··· DATA IN THIS EXERCISE ···

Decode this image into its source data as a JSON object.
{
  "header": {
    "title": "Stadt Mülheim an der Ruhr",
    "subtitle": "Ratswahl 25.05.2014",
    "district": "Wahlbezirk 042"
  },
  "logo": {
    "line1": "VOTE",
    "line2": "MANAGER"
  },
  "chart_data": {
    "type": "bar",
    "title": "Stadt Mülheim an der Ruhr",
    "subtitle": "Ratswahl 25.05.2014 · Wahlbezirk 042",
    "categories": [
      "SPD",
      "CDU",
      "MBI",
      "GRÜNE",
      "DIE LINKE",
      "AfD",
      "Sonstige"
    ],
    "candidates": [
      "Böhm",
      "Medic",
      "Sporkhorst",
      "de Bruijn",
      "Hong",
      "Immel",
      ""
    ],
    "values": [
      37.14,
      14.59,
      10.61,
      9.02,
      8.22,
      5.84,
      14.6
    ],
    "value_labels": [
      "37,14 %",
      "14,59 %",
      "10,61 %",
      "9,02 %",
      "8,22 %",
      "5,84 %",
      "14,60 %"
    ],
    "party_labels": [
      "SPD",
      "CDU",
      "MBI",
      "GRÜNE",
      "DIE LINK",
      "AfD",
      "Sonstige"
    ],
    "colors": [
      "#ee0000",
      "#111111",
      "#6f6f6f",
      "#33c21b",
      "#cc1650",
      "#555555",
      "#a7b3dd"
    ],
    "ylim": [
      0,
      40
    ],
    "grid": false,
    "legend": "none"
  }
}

···

BRIEF. Give nothing but the count of lines in the listing above that hold the string "subtitle".

THE RESULT. 2